### Task details
Pick out every line that holds the string "community" and copy it.

•••••

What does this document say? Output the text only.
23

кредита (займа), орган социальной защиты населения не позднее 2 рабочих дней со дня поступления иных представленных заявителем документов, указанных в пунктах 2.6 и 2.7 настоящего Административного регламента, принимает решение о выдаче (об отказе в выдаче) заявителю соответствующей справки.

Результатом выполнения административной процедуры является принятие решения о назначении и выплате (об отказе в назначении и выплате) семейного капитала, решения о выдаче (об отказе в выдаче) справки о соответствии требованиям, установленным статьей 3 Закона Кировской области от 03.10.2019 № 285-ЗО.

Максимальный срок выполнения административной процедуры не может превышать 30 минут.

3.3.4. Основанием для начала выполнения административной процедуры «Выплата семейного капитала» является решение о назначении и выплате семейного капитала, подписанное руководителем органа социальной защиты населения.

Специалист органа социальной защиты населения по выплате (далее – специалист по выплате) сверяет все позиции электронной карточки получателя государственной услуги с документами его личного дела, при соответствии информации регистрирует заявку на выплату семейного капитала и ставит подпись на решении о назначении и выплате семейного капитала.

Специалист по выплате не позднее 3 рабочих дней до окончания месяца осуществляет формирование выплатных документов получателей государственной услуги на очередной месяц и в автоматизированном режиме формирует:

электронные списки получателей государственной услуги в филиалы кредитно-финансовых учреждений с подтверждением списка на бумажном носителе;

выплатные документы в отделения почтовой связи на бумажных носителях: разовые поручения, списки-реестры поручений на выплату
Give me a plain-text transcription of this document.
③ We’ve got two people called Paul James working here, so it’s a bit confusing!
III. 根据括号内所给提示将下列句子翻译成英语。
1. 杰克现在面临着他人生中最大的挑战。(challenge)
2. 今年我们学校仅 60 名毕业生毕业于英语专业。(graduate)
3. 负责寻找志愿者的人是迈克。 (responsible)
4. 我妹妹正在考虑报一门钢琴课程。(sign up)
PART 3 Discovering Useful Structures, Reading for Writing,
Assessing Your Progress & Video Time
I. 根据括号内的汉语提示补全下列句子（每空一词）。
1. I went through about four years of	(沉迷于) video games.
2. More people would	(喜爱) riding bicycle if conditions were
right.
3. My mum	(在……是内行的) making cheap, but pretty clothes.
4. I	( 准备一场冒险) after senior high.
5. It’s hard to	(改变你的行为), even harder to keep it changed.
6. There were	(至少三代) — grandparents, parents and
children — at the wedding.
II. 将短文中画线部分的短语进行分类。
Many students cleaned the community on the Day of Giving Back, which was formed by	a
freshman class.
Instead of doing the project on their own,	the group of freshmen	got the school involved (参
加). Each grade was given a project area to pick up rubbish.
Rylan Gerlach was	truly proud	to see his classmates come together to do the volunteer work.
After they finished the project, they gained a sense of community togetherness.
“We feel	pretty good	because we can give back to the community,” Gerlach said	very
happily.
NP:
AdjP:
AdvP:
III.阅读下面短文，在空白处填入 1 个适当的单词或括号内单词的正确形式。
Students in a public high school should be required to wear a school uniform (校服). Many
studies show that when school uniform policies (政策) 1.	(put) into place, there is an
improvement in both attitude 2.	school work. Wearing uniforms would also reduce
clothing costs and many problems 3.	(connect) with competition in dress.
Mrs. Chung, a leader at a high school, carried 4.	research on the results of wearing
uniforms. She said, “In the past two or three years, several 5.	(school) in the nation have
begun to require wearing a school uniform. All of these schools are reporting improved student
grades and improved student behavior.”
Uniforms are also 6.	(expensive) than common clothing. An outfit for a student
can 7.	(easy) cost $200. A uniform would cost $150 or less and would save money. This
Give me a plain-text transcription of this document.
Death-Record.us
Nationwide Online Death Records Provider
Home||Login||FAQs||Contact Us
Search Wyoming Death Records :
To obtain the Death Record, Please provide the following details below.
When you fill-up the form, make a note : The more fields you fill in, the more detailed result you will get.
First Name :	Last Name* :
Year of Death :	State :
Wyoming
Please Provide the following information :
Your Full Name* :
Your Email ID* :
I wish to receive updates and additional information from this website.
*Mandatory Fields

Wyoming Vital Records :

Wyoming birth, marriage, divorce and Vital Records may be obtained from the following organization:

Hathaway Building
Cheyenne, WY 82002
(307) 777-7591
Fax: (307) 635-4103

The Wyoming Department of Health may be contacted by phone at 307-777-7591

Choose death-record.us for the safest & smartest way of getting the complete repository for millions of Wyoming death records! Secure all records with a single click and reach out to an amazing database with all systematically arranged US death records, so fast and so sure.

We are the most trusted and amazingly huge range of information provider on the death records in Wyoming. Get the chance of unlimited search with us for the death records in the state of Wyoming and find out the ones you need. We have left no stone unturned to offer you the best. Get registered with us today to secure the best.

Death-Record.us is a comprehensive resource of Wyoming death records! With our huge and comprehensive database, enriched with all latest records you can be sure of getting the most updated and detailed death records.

•••••

### Final result
Many students cleaned the community on the Day of Giving Back, which was formed by	a
After they finished the project, they gained a sense of community togetherness.
“We feel	pretty good	because we can give back to the community,” Gerlach said	very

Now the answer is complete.